Given exercise:
Print the records below word for word, but leave out the pictures.

Working data:
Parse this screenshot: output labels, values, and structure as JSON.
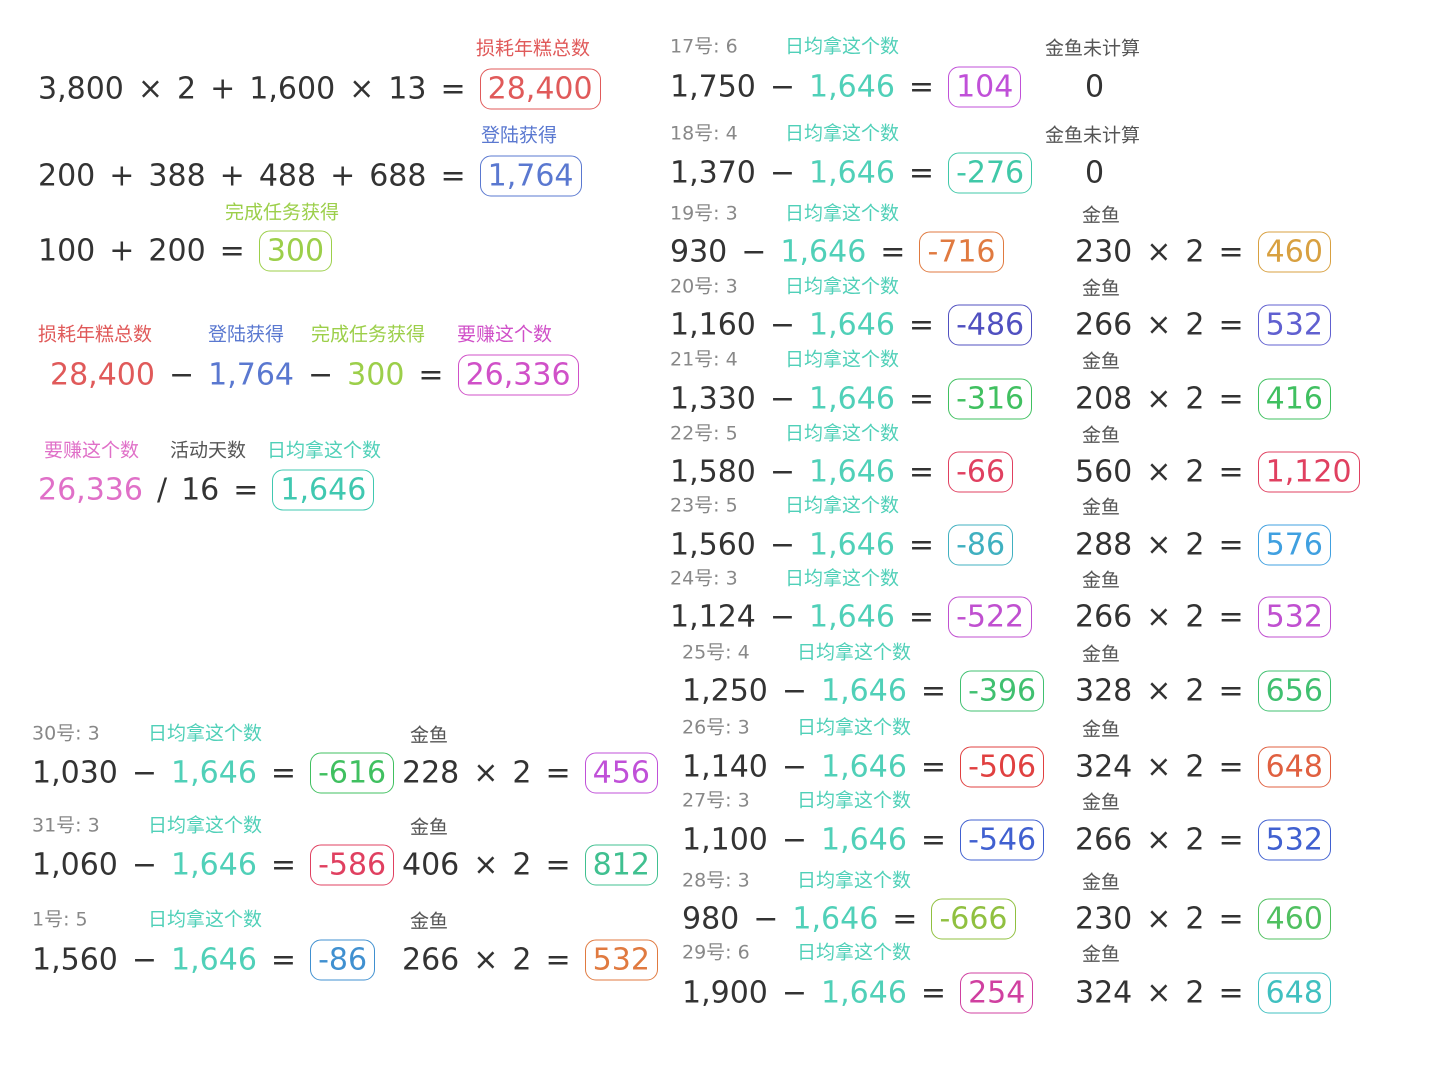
{
  "summary": [
    {
      "labels": [
        {
          "text": "损耗年糕总数",
          "color": "#e05a5a"
        }
      ],
      "expr": [
        "3,800",
        "×",
        "2",
        "+",
        "1,600",
        "×",
        "13",
        "="
      ],
      "result": "28,400",
      "result_color": "#e05a5a"
    },
    {
      "labels": [
        {
          "text": "登陆获得",
          "color": "#5a78d0"
        }
      ],
      "expr": [
        "200",
        "+",
        "388",
        "+",
        "488",
        "+",
        "688",
        "="
      ],
      "result": "1,764",
      "result_color": "#5a78d0"
    },
    {
      "labels": [
        {
          "text": "完成任务获得",
          "color": "#9ccf4a"
        }
      ],
      "expr": [
        "100",
        "+",
        "200",
        "="
      ],
      "result": "300",
      "result_color": "#9ccf4a"
    },
    {
      "labels": [
        {
          "text": "损耗年糕总数",
          "color": "#e05a5a"
        },
        {
          "text": "登陆获得",
          "color": "#5a78d0"
        },
        {
          "text": "完成任务获得",
          "color": "#9ccf4a"
        },
        {
          "text": "要赚这个数",
          "color": "#d050c8"
        }
      ],
      "expr": [
        "28,400",
        "−",
        "1,764",
        "−",
        "300",
        "="
      ],
      "expr_colors": [
        "#e05a5a",
        "#333333",
        "#5a78d0",
        "#333333",
        "#9ccf4a",
        "#333333"
      ],
      "result": "26,336",
      "result_color": "#d050c8"
    },
    {
      "labels": [
        {
          "text": "要赚这个数",
          "color": "#e070c8"
        },
        {
          "text": "活动天数",
          "color": "#555555"
        },
        {
          "text": "日均拿这个数",
          "color": "#50d0b8"
        }
      ],
      "expr": [
        "26,336",
        "/",
        "16",
        "="
      ],
      "expr_colors": [
        "#e070c8",
        "#333333",
        "#333333",
        "#333333"
      ],
      "result": "1,646",
      "result_color": "#40c8b0"
    }
  ],
  "right_column": [
    {
      "day": "17号: 6",
      "avg_label": "日均拿这个数",
      "expr": [
        "1,750",
        "−",
        "1,646",
        "="
      ],
      "result": "104",
      "result_color": "#c050d8",
      "fish_label": "金鱼未计算",
      "fish_expr": [
        "0"
      ]
    },
    {
      "day": "18号: 4",
      "avg_label": "日均拿这个数",
      "expr": [
        "1,370",
        "−",
        "1,646",
        "="
      ],
      "result": "-276",
      "result_color": "#40c8a8",
      "fish_label": "金鱼未计算",
      "fish_expr": [
        "0"
      ]
    },
    {
      "day": "19号: 3",
      "avg_label": "日均拿这个数",
      "expr": [
        "930",
        "−",
        "1,646",
        "="
      ],
      "result": "-716",
      "result_color": "#e07a40",
      "fish_label": "金鱼",
      "fish_expr": [
        "230",
        "×",
        "2",
        "="
      ],
      "fish_result": "460",
      "fish_color": "#d8a040"
    },
    {
      "day": "20号: 3",
      "avg_label": "日均拿这个数",
      "expr": [
        "1,160",
        "−",
        "1,646",
        "="
      ],
      "result": "-486",
      "result_color": "#5050c0",
      "fish_label": "金鱼",
      "fish_expr": [
        "266",
        "×",
        "2",
        "="
      ],
      "fish_result": "532",
      "fish_color": "#6060d0"
    },
    {
      "day": "21号: 4",
      "avg_label": "日均拿这个数",
      "expr": [
        "1,330",
        "−",
        "1,646",
        "="
      ],
      "result": "-316",
      "result_color": "#40c060",
      "fish_label": "金鱼",
      "fish_expr": [
        "208",
        "×",
        "2",
        "="
      ],
      "fish_result": "416",
      "fish_color": "#40c060"
    },
    {
      "day": "22号: 5",
      "avg_label": "日均拿这个数",
      "expr": [
        "1,580",
        "−",
        "1,646",
        "="
      ],
      "result": "-66",
      "result_color": "#e04060",
      "fish_label": "金鱼",
      "fish_expr": [
        "560",
        "×",
        "2",
        "="
      ],
      "fish_result": "1,120",
      "fish_color": "#e04060"
    },
    {
      "day": "23号: 5",
      "avg_label": "日均拿这个数",
      "expr": [
        "1,560",
        "−",
        "1,646",
        "="
      ],
      "result": "-86",
      "result_color": "#40b0c0",
      "fish_label": "金鱼",
      "fish_expr": [
        "288",
        "×",
        "2",
        "="
      ],
      "fish_result": "576",
      "fish_color": "#40a0e0"
    },
    {
      "day": "24号: 3",
      "avg_label": "日均拿这个数",
      "expr": [
        "1,124",
        "−",
        "1,646",
        "="
      ],
      "result": "-522",
      "result_color": "#c050d0",
      "fish_label": "金鱼",
      "fish_expr": [
        "266",
        "×",
        "2",
        "="
      ],
      "fish_result": "532",
      "fish_color": "#c050d0"
    },
    {
      "day": "25号: 4",
      "avg_label": "日均拿这个数",
      "expr": [
        "1,250",
        "−",
        "1,646",
        "="
      ],
      "result": "-396",
      "result_color": "#40c070",
      "fish_label": "金鱼",
      "fish_expr": [
        "328",
        "×",
        "2",
        "="
      ],
      "fish_result": "656",
      "fish_color": "#40c070"
    },
    {
      "day": "26号: 3",
      "avg_label": "日均拿这个数",
      "expr": [
        "1,140",
        "−",
        "1,646",
        "="
      ],
      "result": "-506",
      "result_color": "#e04040",
      "fish_label": "金鱼",
      "fish_expr": [
        "324",
        "×",
        "2",
        "="
      ],
      "fish_result": "648",
      "fish_color": "#e06040"
    },
    {
      "day": "27号: 3",
      "avg_label": "日均拿这个数",
      "expr": [
        "1,100",
        "−",
        "1,646",
        "="
      ],
      "result": "-546",
      "result_color": "#4060d0",
      "fish_label": "金鱼",
      "fish_expr": [
        "266",
        "×",
        "2",
        "="
      ],
      "fish_result": "532",
      "fish_color": "#4060d0"
    },
    {
      "day": "28号: 3",
      "avg_label": "日均拿这个数",
      "expr": [
        "980",
        "−",
        "1,646",
        "="
      ],
      "result": "-666",
      "result_color": "#90c040",
      "fish_label": "金鱼",
      "fish_expr": [
        "230",
        "×",
        "2",
        "="
      ],
      "fish_result": "460",
      "fish_color": "#50c060"
    },
    {
      "day": "29号: 6",
      "avg_label": "日均拿这个数",
      "expr": [
        "1,900",
        "−",
        "1,646",
        "="
      ],
      "result": "254",
      "result_color": "#d040a0",
      "fish_label": "金鱼",
      "fish_expr": [
        "324",
        "×",
        "2",
        "="
      ],
      "fish_result": "648",
      "fish_color": "#40c0c0"
    }
  ],
  "bottom_left": [
    {
      "day": "30号: 3",
      "avg_label": "日均拿这个数",
      "expr": [
        "1,030",
        "−",
        "1,646",
        "="
      ],
      "result": "-616",
      "result_color": "#40c060",
      "fish_label": "金鱼",
      "fish_expr": [
        "228",
        "×",
        "2",
        "="
      ],
      "fish_result": "456",
      "fish_color": "#c050d8"
    },
    {
      "day": "31号: 3",
      "avg_label": "日均拿这个数",
      "expr": [
        "1,060",
        "−",
        "1,646",
        "="
      ],
      "result": "-586",
      "result_color": "#e04060",
      "fish_label": "金鱼",
      "fish_expr": [
        "406",
        "×",
        "2",
        "="
      ],
      "fish_result": "812",
      "fish_color": "#40c090"
    },
    {
      "day": "1号: 5",
      "avg_label": "日均拿这个数",
      "expr": [
        "1,560",
        "−",
        "1,646",
        "="
      ],
      "result": "-86",
      "result_color": "#4090d0",
      "fish_label": "金鱼",
      "fish_expr": [
        "266",
        "×",
        "2",
        "="
      ],
      "fish_result": "532",
      "fish_color": "#e07a40"
    }
  ]
}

Output below:
Parse this screenshot: output labels, values, and structure as JSON.
{
  "summary": [
    {
      "labels": [
        {
          "text": "损耗年糕总数",
          "color": "#e05a5a"
        }
      ],
      "expr": [
        "3,800",
        "×",
        "2",
        "+",
        "1,600",
        "×",
        "13",
        "="
      ],
      "result": "28,400",
      "result_color": "#e05a5a"
    },
    {
      "labels": [
        {
          "text": "登陆获得",
          "color": "#5a78d0"
        }
      ],
      "expr": [
        "200",
        "+",
        "388",
        "+",
        "488",
        "+",
        "688",
        "="
      ],
      "result": "1,764",
      "result_color": "#5a78d0"
    },
    {
      "labels": [
        {
          "text": "完成任务获得",
          "color": "#9ccf4a"
        }
      ],
      "expr": [
        "100",
        "+",
        "200",
        "="
      ],
      "result": "300",
      "result_color": "#9ccf4a"
    },
    {
      "labels": [
        {
          "text": "损耗年糕总数",
          "color": "#e05a5a"
        },
        {
          "text": "登陆获得",
          "color": "#5a78d0"
        },
        {
          "text": "完成任务获得",
          "color": "#9ccf4a"
        },
        {
          "text": "要赚这个数",
          "color": "#d050c8"
        }
      ],
      "expr": [
        "28,400",
        "−",
        "1,764",
        "−",
        "300",
        "="
      ],
      "expr_colors": [
        "#e05a5a",
        "#333333",
        "#5a78d0",
        "#333333",
        "#9ccf4a",
        "#333333"
      ],
      "result": "26,336",
      "result_color": "#d050c8"
    },
    {
      "labels": [
        {
          "text": "要赚这个数",
          "color": "#e070c8"
        },
        {
          "text": "活动天数",
          "color": "#555555"
        },
        {
          "text": "日均拿这个数",
          "color": "#50d0b8"
        }
      ],
      "expr": [
        "26,336",
        "/",
        "16",
        "="
      ],
      "expr_colors": [
        "#e070c8",
        "#333333",
        "#333333",
        "#333333"
      ],
      "result": "1,646",
      "result_color": "#40c8b0"
    }
  ],
  "right_column": [
    {
      "day": "17号: 6",
      "avg_label": "日均拿这个数",
      "expr": [
        "1,750",
        "−",
        "1,646",
        "="
      ],
      "result": "104",
      "result_color": "#c050d8",
      "fish_label": "金鱼未计算",
      "fish_expr": [
        "0"
      ]
    },
    {
      "day": "18号: 4",
      "avg_label": "日均拿这个数",
      "expr": [
        "1,370",
        "−",
        "1,646",
        "="
      ],
      "result": "-276",
      "result_color": "#40c8a8",
      "fish_label": "金鱼未计算",
      "fish_expr": [
        "0"
      ]
    },
    {
      "day": "19号: 3",
      "avg_label": "日均拿这个数",
      "expr": [
        "930",
        "−",
        "1,646",
        "="
      ],
      "result": "-716",
      "result_color": "#e07a40",
      "fish_label": "金鱼",
      "fish_expr": [
        "230",
        "×",
        "2",
        "="
      ],
      "fish_result": "460",
      "fish_color": "#d8a040"
    },
    {
      "day": "20号: 3",
      "avg_label": "日均拿这个数",
      "expr": [
        "1,160",
        "−",
        "1,646",
        "="
      ],
      "result": "-486",
      "result_color": "#5050c0",
      "fish_label": "金鱼",
      "fish_expr": [
        "266",
        "×",
        "2",
        "="
      ],
      "fish_result": "532",
      "fish_color": "#6060d0"
    },
    {
      "day": "21号: 4",
      "avg_label": "日均拿这个数",
      "expr": [
        "1,330",
        "−",
        "1,646",
        "="
      ],
      "result": "-316",
      "result_color": "#40c060",
      "fish_label": "金鱼",
      "fish_expr": [
        "208",
        "×",
        "2",
        "="
      ],
      "fish_result": "416",
      "fish_color": "#40c060"
    },
    {
      "day": "22号: 5",
      "avg_label": "日均拿这个数",
      "expr": [
        "1,580",
        "−",
        "1,646",
        "="
      ],
      "result": "-66",
      "result_color": "#e04060",
      "fish_label": "金鱼",
      "fish_expr": [
        "560",
        "×",
        "2",
        "="
      ],
      "fish_result": "1,120",
      "fish_color": "#e04060"
    },
    {
      "day": "23号: 5",
      "avg_label": "日均拿这个数",
      "expr": [
        "1,560",
        "−",
        "1,646",
        "="
      ],
      "result": "-86",
      "result_color": "#40b0c0",
      "fish_label": "金鱼",
      "fish_expr": [
        "288",
        "×",
        "2",
        "="
      ],
      "fish_result": "576",
      "fish_color": "#40a0e0"
    },
    {
      "day": "24号: 3",
      "avg_label": "日均拿这个数",
      "expr": [
        "1,124",
        "−",
        "1,646",
        "="
      ],
      "result": "-522",
      "result_color": "#c050d0",
      "fish_label": "金鱼",
      "fish_expr": [
        "266",
        "×",
        "2",
        "="
      ],
      "fish_result": "532",
      "fish_color": "#c050d0"
    },
    {
      "day": "25号: 4",
      "avg_label": "日均拿这个数",
      "expr": [
        "1,250",
        "−",
        "1,646",
        "="
      ],
      "result": "-396",
      "result_color": "#40c070",
      "fish_label": "金鱼",
      "fish_expr": [
        "328",
        "×",
        "2",
        "="
      ],
      "fish_result": "656",
      "fish_color": "#40c070"
    },
    {
      "day": "26号: 3",
      "avg_label": "日均拿这个数",
      "expr": [
        "1,140",
        "−",
        "1,646",
        "="
      ],
      "result": "-506",
      "result_color": "#e04040",
      "fish_label": "金鱼",
      "fish_expr": [
        "324",
        "×",
        "2",
        "="
      ],
      "fish_result": "648",
      "fish_color": "#e06040"
    },
    {
      "day": "27号: 3",
      "avg_label": "日均拿这个数",
      "expr": [
        "1,100",
        "−",
        "1,646",
        "="
      ],
      "result": "-546",
      "result_color": "#4060d0",
      "fish_label": "金鱼",
      "fish_expr": [
        "266",
        "×",
        "2",
        "="
      ],
      "fish_result": "532",
      "fish_color": "#4060d0"
    },
    {
      "day": "28号: 3",
      "avg_label": "日均拿这个数",
      "expr": [
        "980",
        "−",
        "1,646",
        "="
      ],
      "result": "-666",
      "result_color": "#90c040",
      "fish_label": "金鱼",
      "fish_expr": [
        "230",
        "×",
        "2",
        "="
      ],
      "fish_result": "460",
      "fish_color": "#50c060"
    },
    {
      "day": "29号: 6",
      "avg_label": "日均拿这个数",
      "expr": [
        "1,900",
        "−",
        "1,646",
        "="
      ],
      "result": "254",
      "result_color": "#d040a0",
      "fish_label": "金鱼",
      "fish_expr": [
        "324",
        "×",
        "2",
        "="
      ],
      "fish_result": "648",
      "fish_color": "#40c0c0"
    }
  ],
  "bottom_left": [
    {
      "day": "30号: 3",
      "avg_label": "日均拿这个数",
      "expr": [
        "1,030",
        "−",
        "1,646",
        "="
      ],
      "result": "-616",
      "result_color": "#40c060",
      "fish_label": "金鱼",
      "fish_expr": [
        "228",
        "×",
        "2",
        "="
      ],
      "fish_result": "456",
      "fish_color": "#c050d8"
    },
    {
      "day": "31号: 3",
      "avg_label": "日均拿这个数",
      "expr": [
        "1,060",
        "−",
        "1,646",
        "="
      ],
      "result": "-586",
      "result_color": "#e04060",
      "fish_label": "金鱼",
      "fish_expr": [
        "406",
        "×",
        "2",
        "="
      ],
      "fish_result": "812",
      "fish_color": "#40c090"
    },
    {
      "day": "1号: 5",
      "avg_label": "日均拿这个数",
      "expr": [
        "1,560",
        "−",
        "1,646",
        "="
      ],
      "result": "-86",
      "result_color": "#4090d0",
      "fish_label": "金鱼",
      "fish_expr": [
        "266",
        "×",
        "2",
        "="
      ],
      "fish_result": "532",
      "fish_color": "#e07a40"
    }
  ]
}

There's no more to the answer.